── Selection
There is considerable controversy in the Theravadan world as to how difficult it is to achieve jhana. This controversy is sometimes jokingly referred to as Jhana Heavy vs. Jhana Light. Jhana Light means that something like half of a group in a 10 day retreat should be able to achieve jhana. Still no small thing, but not exactly Mt. Everest. Bhante Sujato joking refers to this kind of jhana as Banana Jhana (it rhymes better with an Australian accent). Jhana Heavy is something that can only be achieved by someone with either amazing kamma or with incredibly intense practice. Nothing less than total dedication. Only a tiny fraction of lay people could ever hope to achieve Jhana Heavy.
────
→ **The task**:
Pull out everything in the jhana passage from "There is considerable" down to "achieve Jhana Heavy.", word for word.
── Given information
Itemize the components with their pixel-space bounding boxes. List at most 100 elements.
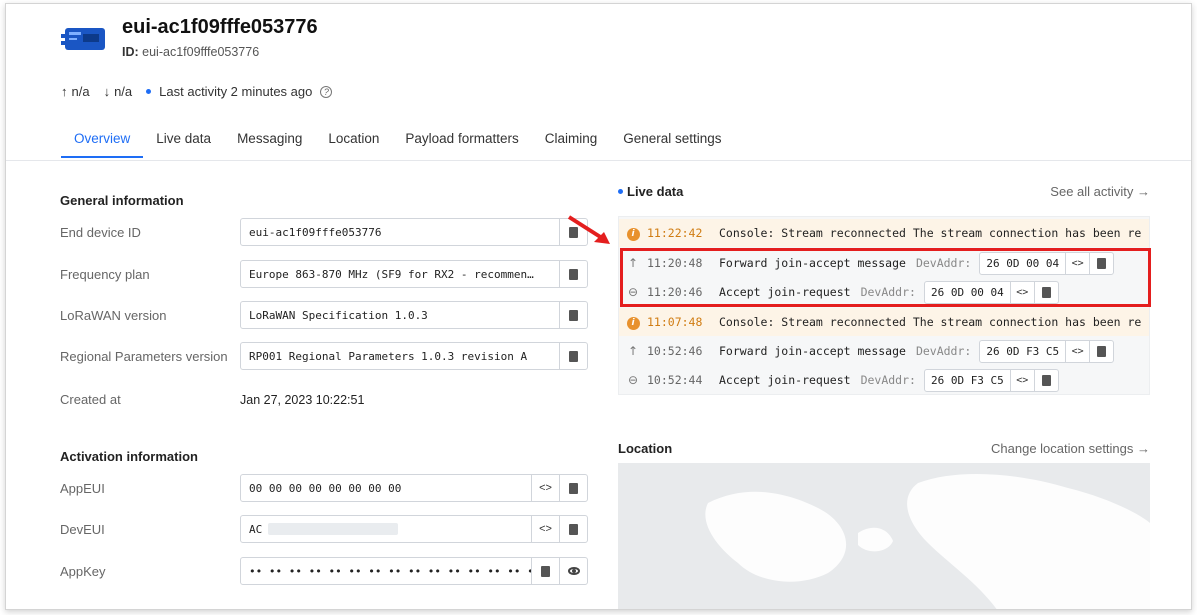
copy-button[interactable] (1033, 369, 1058, 391)
copy-icon (566, 347, 578, 362)
live-data-title: Live data (627, 184, 684, 199)
copy-icon (1094, 342, 1107, 357)
code-icon: <> (539, 523, 552, 535)
copy-icon (566, 520, 578, 535)
deveui-field: AC <> (240, 515, 588, 543)
warning-icon: i (619, 225, 647, 241)
copy-icon (538, 562, 550, 577)
copy-icon (566, 306, 578, 321)
frequency-plan-field: Europe 863-870 MHz (SF9 for RX2 - recomm… (240, 260, 588, 288)
lorawan-version-label: LoRaWAN version (60, 307, 167, 323)
event-message: Console: Stream reconnected The stream c… (719, 226, 1142, 240)
location-title: Location (618, 441, 673, 456)
copy-button[interactable] (559, 261, 587, 287)
uplink-stat: ↑ n/a (61, 84, 90, 99)
end-device-id-value[interactable]: eui-ac1f09fffe053776 (241, 219, 559, 245)
copy-icon (566, 479, 578, 494)
location-header: Location Change location settings → (618, 441, 1150, 456)
copy-button[interactable] (559, 302, 587, 328)
event-time: 11:07:48 (647, 315, 703, 329)
code-icon[interactable]: <> (1065, 340, 1089, 362)
event-message: Console: Stream reconnected The stream c… (719, 315, 1142, 329)
event-row[interactable]: i 11:07:48 Console: Stream reconnected T… (619, 308, 1149, 336)
copy-button[interactable] (1089, 340, 1113, 362)
tab-bar: Overview Live data Messaging Location Pa… (61, 129, 735, 158)
end-device-id-row: End device ID eui-ac1f09fffe053776 (60, 218, 588, 246)
tab-messaging[interactable]: Messaging (224, 129, 315, 158)
tab-live-data[interactable]: Live data (143, 129, 224, 158)
appkey-row: AppKey •• •• •• •• •• •• •• •• •• •• •• … (60, 557, 588, 585)
tab-payload-formatters[interactable]: Payload formatters (392, 129, 531, 158)
regional-params-label: Regional Parameters version (60, 348, 228, 364)
device-stats: ↑ n/a ↓ n/a Last activity 2 minutes ago? (61, 84, 333, 99)
copy-button[interactable] (531, 558, 559, 584)
copy-button[interactable] (559, 516, 587, 542)
device-id-label: ID: (122, 45, 139, 59)
copy-icon (566, 265, 578, 280)
general-information-title: General information (60, 193, 184, 208)
activation-information-title: Activation information (60, 449, 198, 464)
arrow-down-icon: ↓ (103, 84, 111, 99)
tab-overview[interactable]: Overview (61, 129, 144, 158)
toggle-format-button[interactable]: <> (531, 516, 559, 542)
lorawan-version-value[interactable]: LoRaWAN Specification 1.0.3 (241, 302, 559, 328)
devaddr-label: DevAddr: (860, 373, 916, 387)
appkey-label: AppKey (60, 563, 106, 579)
copy-button[interactable] (559, 475, 587, 501)
lorawan-version-field: LoRaWAN Specification 1.0.3 (240, 301, 588, 329)
event-row[interactable]: ⊖ 10:52:44 Accept join-request DevAddr: … (619, 366, 1149, 394)
toggle-format-button[interactable]: <> (531, 475, 559, 501)
appkey-value[interactable]: •• •• •• •• •• •• •• •• •• •• •• •• •• •… (241, 558, 531, 584)
deveui-value[interactable]: AC (241, 516, 531, 542)
appeui-value[interactable]: 00 00 00 00 00 00 00 00 (241, 475, 531, 501)
live-data-panel: Live data See all activity → i 11:22:42 … (618, 184, 1150, 395)
event-time: 10:52:46 (647, 344, 703, 358)
status-dot-icon (146, 89, 152, 94)
location-map[interactable] (618, 463, 1150, 609)
arrow-up-icon: ↑ (61, 84, 68, 99)
last-activity-text: Last activity 2 minutes ago (159, 84, 313, 99)
created-at-row: Created at Jan 27, 2023 10:22:51 (60, 392, 364, 407)
map-landmass (705, 473, 1150, 609)
highlight-box (620, 248, 1151, 307)
see-all-activity-link[interactable]: See all activity → (1050, 184, 1150, 199)
live-data-header: Live data See all activity → (618, 184, 1150, 199)
show-key-button[interactable] (559, 558, 587, 584)
created-at-label: Created at (60, 392, 121, 407)
device-icon (61, 28, 105, 50)
last-activity: Last activity 2 minutes ago? (146, 84, 333, 99)
appeui-field: 00 00 00 00 00 00 00 00 <> (240, 474, 588, 502)
event-message: Accept join-request (719, 373, 851, 387)
event-time: 10:52:44 (647, 373, 703, 387)
link-icon: ⊖ (627, 373, 639, 387)
tab-general-settings[interactable]: General settings (610, 129, 734, 158)
change-location-link[interactable]: Change location settings → (991, 441, 1150, 456)
event-time: 11:22:42 (647, 226, 703, 240)
code-icon: <> (539, 482, 552, 494)
regional-params-value[interactable]: RP001 Regional Parameters 1.0.3 revision… (241, 343, 559, 369)
appeui-label: AppEUI (60, 480, 105, 496)
copy-button[interactable] (559, 343, 587, 369)
arrow-up-icon: ↑ (627, 344, 639, 358)
devaddr-value[interactable]: 26 0D F3 C5 (925, 370, 1010, 391)
code-icon[interactable]: <> (1009, 369, 1034, 391)
annotation-arrow-icon (567, 215, 610, 244)
devaddr-value[interactable]: 26 0D F3 C5 (980, 341, 1065, 362)
device-header: eui-ac1f09fffe053776 ID: eui-ac1f09fffe0… (6, 4, 1191, 161)
help-icon[interactable]: ? (320, 85, 333, 98)
copy-icon (1038, 371, 1051, 386)
deveui-row: DevEUI AC <> (60, 515, 588, 543)
frequency-plan-row: Frequency plan Europe 863-870 MHz (SF9 f… (60, 260, 588, 288)
deveui-label: DevEUI (60, 521, 105, 537)
eye-icon (567, 567, 580, 575)
downlink-stat: ↓ n/a (104, 84, 133, 99)
devaddr-chip: 26 0D F3 C5 <> (979, 339, 1115, 363)
tab-location[interactable]: Location (315, 129, 392, 158)
live-data-title-wrap: Live data (618, 184, 683, 199)
tab-claiming[interactable]: Claiming (532, 129, 611, 158)
frequency-plan-value[interactable]: Europe 863-870 MHz (SF9 for RX2 - recomm… (241, 261, 559, 287)
lorawan-version-row: LoRaWAN version LoRaWAN Specification 1.… (60, 301, 588, 329)
event-row[interactable]: ↑ 10:52:46 Forward join-accept message D… (619, 337, 1149, 365)
event-row[interactable]: i 11:22:42 Console: Stream reconnected T… (619, 219, 1149, 247)
devaddr-label: DevAddr: (915, 344, 972, 358)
────
→ **Exercise result**:
There is considerable controversy in the Theravadan world as to how difficult it is to achieve jhana. This controversy is sometimes jokingly referred to as Jhana Heavy vs. Jhana Light. Jhana Light means that something like half of a group in a 10 day retreat should be able to achieve jhana. Still no small thing, but not exactly Mt. Everest. Bhante Sujato joking refers to this kind of jhana as Banana Jhana (it rhymes better with an Australian accent). Jhana Heavy is something that can only be achieved by someone with either amazing kamma or with incredibly intense practice. Nothing less than total dedication. Only a tiny fraction of lay people could ever hope to achieve Jhana Heavy.